Your copy of the material below should match it exactly, except that it holds no pictures.

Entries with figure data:
start
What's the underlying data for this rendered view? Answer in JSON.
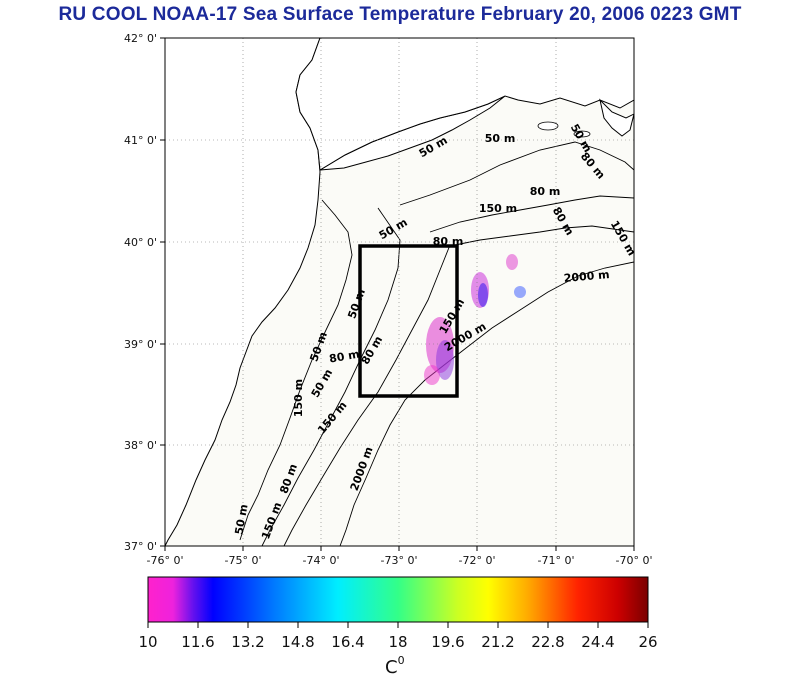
{
  "title": "RU COOL  NOAA-17 Sea Surface Temperature February 20, 2006 0223 GMT",
  "lat_labels": [
    "42° 0'",
    "41° 0'",
    "40° 0'",
    "39° 0'",
    "38° 0'",
    "37° 0'"
  ],
  "lon_labels": [
    "-76° 0'",
    "-75° 0'",
    "-74° 0'",
    "-73° 0'",
    "-72° 0'",
    "-71° 0'",
    "-70° 0'"
  ],
  "contour_labels": [
    "50 m",
    "50 m",
    "50 m",
    "80 m",
    "80 m",
    "80 m",
    "150 m",
    "150 m",
    "2000 m",
    "50 m",
    "80 m",
    "150 m",
    "2000 m",
    "50 m",
    "80 m",
    "150 m",
    "2000 m",
    "50 m",
    "50 m",
    "150 m",
    "80 m",
    "150 m",
    "80 m",
    "50 m"
  ],
  "colorbar": {
    "ticks": [
      "10",
      "11.6",
      "13.2",
      "14.8",
      "16.4",
      "18",
      "19.6",
      "21.2",
      "22.8",
      "24.4",
      "26"
    ],
    "unit": "C",
    "unit_sup": "0"
  },
  "colors": {
    "title": "#1c2a9a",
    "ocean": "#fbfbf7",
    "land": "#ffffff"
  }
}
end
TASK SOLUTION:
What's the underlying data for this rendered view? Answer in JSON.
{
  "title": "RU COOL  NOAA-17 Sea Surface Temperature February 20, 2006 0223 GMT",
  "lat_labels": [
    "42° 0'",
    "41° 0'",
    "40° 0'",
    "39° 0'",
    "38° 0'",
    "37° 0'"
  ],
  "lon_labels": [
    "-76° 0'",
    "-75° 0'",
    "-74° 0'",
    "-73° 0'",
    "-72° 0'",
    "-71° 0'",
    "-70° 0'"
  ],
  "contour_labels": [
    "50 m",
    "50 m",
    "50 m",
    "80 m",
    "80 m",
    "80 m",
    "150 m",
    "150 m",
    "2000 m",
    "50 m",
    "80 m",
    "150 m",
    "2000 m",
    "50 m",
    "80 m",
    "150 m",
    "2000 m",
    "50 m",
    "50 m",
    "150 m",
    "80 m",
    "150 m",
    "80 m",
    "50 m"
  ],
  "colorbar": {
    "ticks": [
      "10",
      "11.6",
      "13.2",
      "14.8",
      "16.4",
      "18",
      "19.6",
      "21.2",
      "22.8",
      "24.4",
      "26"
    ],
    "unit": "C",
    "unit_sup": "0"
  },
  "colors": {
    "title": "#1c2a9a",
    "ocean": "#fbfbf7",
    "land": "#ffffff"
  }
}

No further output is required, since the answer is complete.